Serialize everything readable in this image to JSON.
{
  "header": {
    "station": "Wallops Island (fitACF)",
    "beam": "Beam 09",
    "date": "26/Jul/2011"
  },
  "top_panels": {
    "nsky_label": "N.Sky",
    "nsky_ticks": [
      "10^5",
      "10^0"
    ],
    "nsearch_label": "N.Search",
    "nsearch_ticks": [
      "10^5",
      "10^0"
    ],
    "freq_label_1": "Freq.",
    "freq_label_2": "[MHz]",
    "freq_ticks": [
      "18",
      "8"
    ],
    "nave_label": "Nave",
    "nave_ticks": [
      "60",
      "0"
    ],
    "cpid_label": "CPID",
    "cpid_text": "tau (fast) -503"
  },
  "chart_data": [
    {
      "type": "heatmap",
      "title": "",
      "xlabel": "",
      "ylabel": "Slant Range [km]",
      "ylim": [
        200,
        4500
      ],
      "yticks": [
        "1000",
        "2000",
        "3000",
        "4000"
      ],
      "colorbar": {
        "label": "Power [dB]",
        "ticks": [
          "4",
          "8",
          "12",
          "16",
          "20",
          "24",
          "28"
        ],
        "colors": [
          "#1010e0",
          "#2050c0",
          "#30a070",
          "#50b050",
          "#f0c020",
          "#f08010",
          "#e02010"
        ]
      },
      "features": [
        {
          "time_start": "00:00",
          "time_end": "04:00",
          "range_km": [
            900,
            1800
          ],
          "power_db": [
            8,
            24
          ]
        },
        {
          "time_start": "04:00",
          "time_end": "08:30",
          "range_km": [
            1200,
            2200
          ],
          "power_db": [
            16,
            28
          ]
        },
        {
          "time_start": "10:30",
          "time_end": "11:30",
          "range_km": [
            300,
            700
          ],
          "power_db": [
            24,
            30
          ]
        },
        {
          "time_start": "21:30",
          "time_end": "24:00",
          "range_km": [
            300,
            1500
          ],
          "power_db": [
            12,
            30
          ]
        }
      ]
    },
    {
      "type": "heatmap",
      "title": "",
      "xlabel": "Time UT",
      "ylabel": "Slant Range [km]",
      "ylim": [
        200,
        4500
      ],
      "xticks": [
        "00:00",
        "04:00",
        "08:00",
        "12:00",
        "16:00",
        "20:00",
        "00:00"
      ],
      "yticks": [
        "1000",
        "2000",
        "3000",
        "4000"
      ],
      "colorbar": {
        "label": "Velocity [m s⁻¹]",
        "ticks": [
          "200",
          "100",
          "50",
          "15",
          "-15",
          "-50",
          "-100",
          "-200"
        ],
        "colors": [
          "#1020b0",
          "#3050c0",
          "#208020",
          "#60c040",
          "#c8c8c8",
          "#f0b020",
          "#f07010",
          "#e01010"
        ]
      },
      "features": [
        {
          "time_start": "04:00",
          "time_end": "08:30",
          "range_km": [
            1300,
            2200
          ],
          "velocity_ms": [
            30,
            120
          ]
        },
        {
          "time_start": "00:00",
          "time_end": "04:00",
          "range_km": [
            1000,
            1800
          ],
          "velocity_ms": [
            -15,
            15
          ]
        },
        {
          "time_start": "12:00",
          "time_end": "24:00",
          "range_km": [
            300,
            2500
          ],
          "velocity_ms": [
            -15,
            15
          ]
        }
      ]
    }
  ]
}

★ ★ ★ ★ ★ ★ ★

◆ **Task instructions**:
Transcribe all of the entries without altering anything.

◆ **Final answer**:
Serialize everything readable in this image to JSON.
{
  "header": {
    "station": "Wallops Island (fitACF)",
    "beam": "Beam 09",
    "date": "26/Jul/2011"
  },
  "top_panels": {
    "nsky_label": "N.Sky",
    "nsky_ticks": [
      "10^5",
      "10^0"
    ],
    "nsearch_label": "N.Search",
    "nsearch_ticks": [
      "10^5",
      "10^0"
    ],
    "freq_label_1": "Freq.",
    "freq_label_2": "[MHz]",
    "freq_ticks": [
      "18",
      "8"
    ],
    "nave_label": "Nave",
    "nave_ticks": [
      "60",
      "0"
    ],
    "cpid_label": "CPID",
    "cpid_text": "tau (fast) -503"
  },
  "chart_data": [
    {
      "type": "heatmap",
      "title": "",
      "xlabel": "",
      "ylabel": "Slant Range [km]",
      "ylim": [
        200,
        4500
      ],
      "yticks": [
        "1000",
        "2000",
        "3000",
        "4000"
      ],
      "colorbar": {
        "label": "Power [dB]",
        "ticks": [
          "4",
          "8",
          "12",
          "16",
          "20",
          "24",
          "28"
        ],
        "colors": [
          "#1010e0",
          "#2050c0",
          "#30a070",
          "#50b050",
          "#f0c020",
          "#f08010",
          "#e02010"
        ]
      },
      "features": [
        {
          "time_start": "00:00",
          "time_end": "04:00",
          "range_km": [
            900,
            1800
          ],
          "power_db": [
            8,
            24
          ]
        },
        {
          "time_start": "04:00",
          "time_end": "08:30",
          "range_km": [
            1200,
            2200
          ],
          "power_db": [
            16,
            28
          ]
        },
        {
          "time_start": "10:30",
          "time_end": "11:30",
          "range_km": [
            300,
            700
          ],
          "power_db": [
            24,
            30
          ]
        },
        {
          "time_start": "21:30",
          "time_end": "24:00",
          "range_km": [
            300,
            1500
          ],
          "power_db": [
            12,
            30
          ]
        }
      ]
    },
    {
      "type": "heatmap",
      "title": "",
      "xlabel": "Time UT",
      "ylabel": "Slant Range [km]",
      "ylim": [
        200,
        4500
      ],
      "xticks": [
        "00:00",
        "04:00",
        "08:00",
        "12:00",
        "16:00",
        "20:00",
        "00:00"
      ],
      "yticks": [
        "1000",
        "2000",
        "3000",
        "4000"
      ],
      "colorbar": {
        "label": "Velocity [m s⁻¹]",
        "ticks": [
          "200",
          "100",
          "50",
          "15",
          "-15",
          "-50",
          "-100",
          "-200"
        ],
        "colors": [
          "#1020b0",
          "#3050c0",
          "#208020",
          "#60c040",
          "#c8c8c8",
          "#f0b020",
          "#f07010",
          "#e01010"
        ]
      },
      "features": [
        {
          "time_start": "04:00",
          "time_end": "08:30",
          "range_km": [
            1300,
            2200
          ],
          "velocity_ms": [
            30,
            120
          ]
        },
        {
          "time_start": "00:00",
          "time_end": "04:00",
          "range_km": [
            1000,
            1800
          ],
          "velocity_ms": [
            -15,
            15
          ]
        },
        {
          "time_start": "12:00",
          "time_end": "24:00",
          "range_km": [
            300,
            2500
          ],
          "velocity_ms": [
            -15,
            15
          ]
        }
      ]
    }
  ]
}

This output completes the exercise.